TASK INSTRUCTIONS | Find the line containing "What's the underlying", then return it and every line after it through the end of the records, exactly. Leave out pictures.

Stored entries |
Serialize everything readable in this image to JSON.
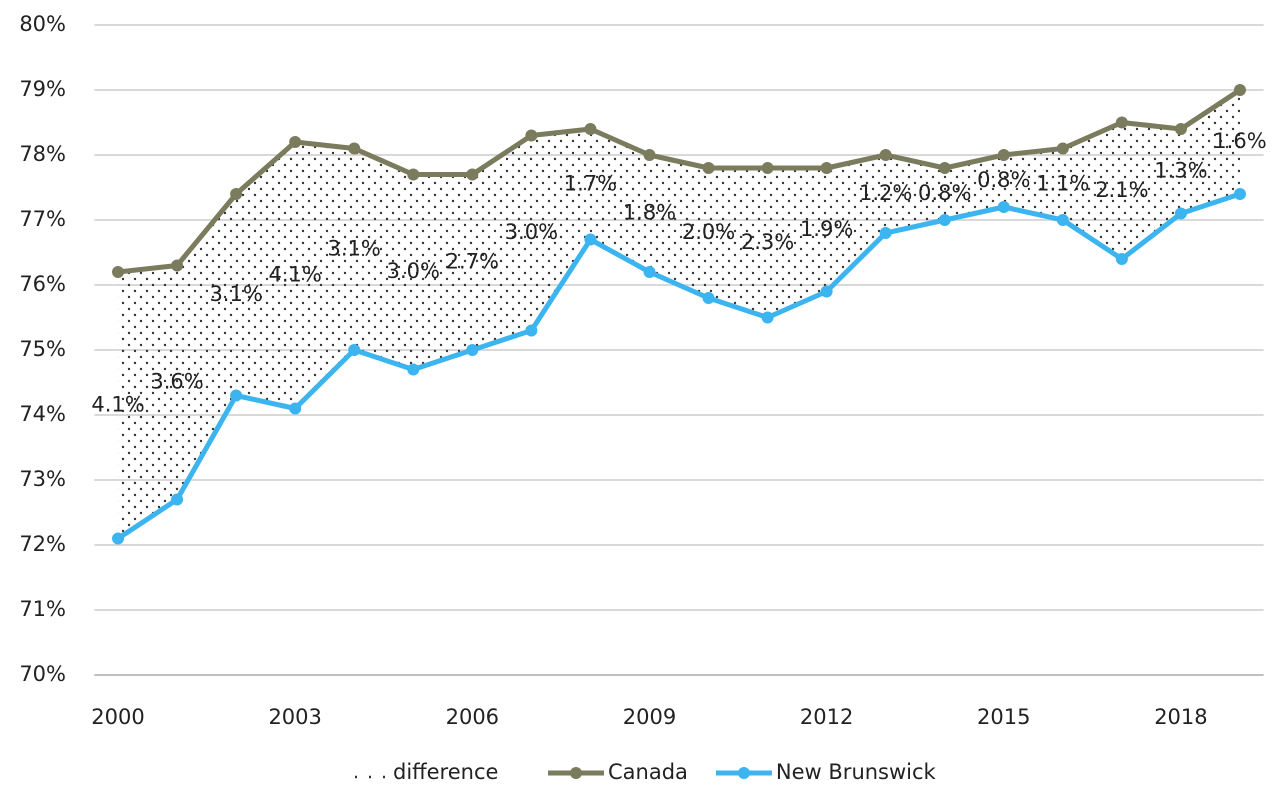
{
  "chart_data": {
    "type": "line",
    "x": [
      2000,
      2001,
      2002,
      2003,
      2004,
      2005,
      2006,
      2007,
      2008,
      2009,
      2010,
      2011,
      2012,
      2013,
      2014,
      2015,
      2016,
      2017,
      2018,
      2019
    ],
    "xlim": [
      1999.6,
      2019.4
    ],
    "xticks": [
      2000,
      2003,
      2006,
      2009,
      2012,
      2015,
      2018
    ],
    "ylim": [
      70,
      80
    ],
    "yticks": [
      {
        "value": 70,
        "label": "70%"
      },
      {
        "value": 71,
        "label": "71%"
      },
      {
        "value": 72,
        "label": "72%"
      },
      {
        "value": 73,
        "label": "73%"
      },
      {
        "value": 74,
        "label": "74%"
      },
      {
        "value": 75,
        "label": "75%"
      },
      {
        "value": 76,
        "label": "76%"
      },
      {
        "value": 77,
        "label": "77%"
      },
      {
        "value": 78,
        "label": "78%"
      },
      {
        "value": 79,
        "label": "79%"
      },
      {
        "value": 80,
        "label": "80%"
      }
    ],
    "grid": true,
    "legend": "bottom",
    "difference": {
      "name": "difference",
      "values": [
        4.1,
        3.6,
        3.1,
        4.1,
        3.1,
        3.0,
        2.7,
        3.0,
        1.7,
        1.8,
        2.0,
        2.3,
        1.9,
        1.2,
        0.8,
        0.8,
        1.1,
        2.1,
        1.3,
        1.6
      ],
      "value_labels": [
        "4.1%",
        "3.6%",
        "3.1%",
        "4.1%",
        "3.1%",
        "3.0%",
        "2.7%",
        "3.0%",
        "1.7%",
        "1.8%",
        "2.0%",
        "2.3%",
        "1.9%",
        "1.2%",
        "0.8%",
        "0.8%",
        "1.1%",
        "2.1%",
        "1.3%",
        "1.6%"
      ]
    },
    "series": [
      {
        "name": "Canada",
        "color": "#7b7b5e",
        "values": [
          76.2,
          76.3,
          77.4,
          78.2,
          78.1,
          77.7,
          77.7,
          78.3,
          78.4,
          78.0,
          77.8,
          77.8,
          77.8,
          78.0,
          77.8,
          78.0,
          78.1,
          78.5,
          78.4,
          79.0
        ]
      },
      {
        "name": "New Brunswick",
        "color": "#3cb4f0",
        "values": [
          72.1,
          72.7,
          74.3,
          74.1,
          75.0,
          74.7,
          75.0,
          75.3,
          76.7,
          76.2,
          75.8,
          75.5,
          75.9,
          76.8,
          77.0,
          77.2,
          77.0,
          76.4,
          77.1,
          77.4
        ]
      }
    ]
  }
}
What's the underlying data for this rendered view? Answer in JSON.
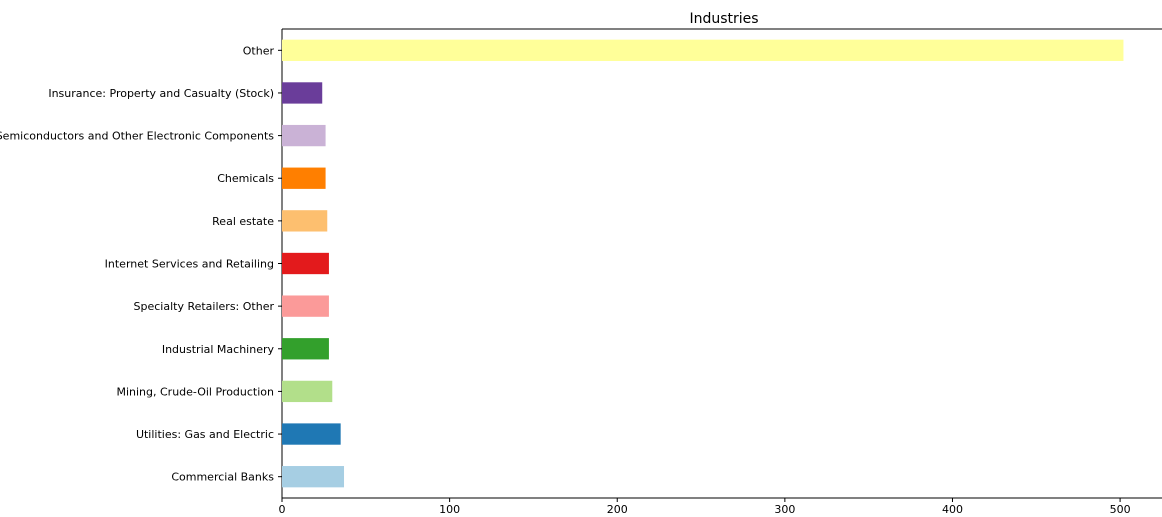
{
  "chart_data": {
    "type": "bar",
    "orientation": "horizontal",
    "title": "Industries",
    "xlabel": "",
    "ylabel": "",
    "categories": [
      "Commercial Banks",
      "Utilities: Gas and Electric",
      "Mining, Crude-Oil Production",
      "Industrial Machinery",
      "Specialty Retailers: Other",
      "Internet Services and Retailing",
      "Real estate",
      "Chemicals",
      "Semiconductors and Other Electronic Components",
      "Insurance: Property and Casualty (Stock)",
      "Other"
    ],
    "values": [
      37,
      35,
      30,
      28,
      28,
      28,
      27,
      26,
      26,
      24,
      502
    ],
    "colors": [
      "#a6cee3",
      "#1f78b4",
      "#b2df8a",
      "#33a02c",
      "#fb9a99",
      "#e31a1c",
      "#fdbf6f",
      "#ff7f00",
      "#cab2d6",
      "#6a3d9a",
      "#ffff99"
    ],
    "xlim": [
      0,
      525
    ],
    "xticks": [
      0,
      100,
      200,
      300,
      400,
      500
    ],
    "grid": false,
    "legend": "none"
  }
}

TASK OUTPUT |
What's the underlying data for this rendered view? Answer in JSON.
{
  "chart_data": {
    "type": "bar",
    "orientation": "horizontal",
    "title": "Industries",
    "xlabel": "",
    "ylabel": "",
    "categories": [
      "Commercial Banks",
      "Utilities: Gas and Electric",
      "Mining, Crude-Oil Production",
      "Industrial Machinery",
      "Specialty Retailers: Other",
      "Internet Services and Retailing",
      "Real estate",
      "Chemicals",
      "Semiconductors and Other Electronic Components",
      "Insurance: Property and Casualty (Stock)",
      "Other"
    ],
    "values": [
      37,
      35,
      30,
      28,
      28,
      28,
      27,
      26,
      26,
      24,
      502
    ],
    "colors": [
      "#a6cee3",
      "#1f78b4",
      "#b2df8a",
      "#33a02c",
      "#fb9a99",
      "#e31a1c",
      "#fdbf6f",
      "#ff7f00",
      "#cab2d6",
      "#6a3d9a",
      "#ffff99"
    ],
    "xlim": [
      0,
      525
    ],
    "xticks": [
      0,
      100,
      200,
      300,
      400,
      500
    ],
    "grid": false,
    "legend": "none"
  }
}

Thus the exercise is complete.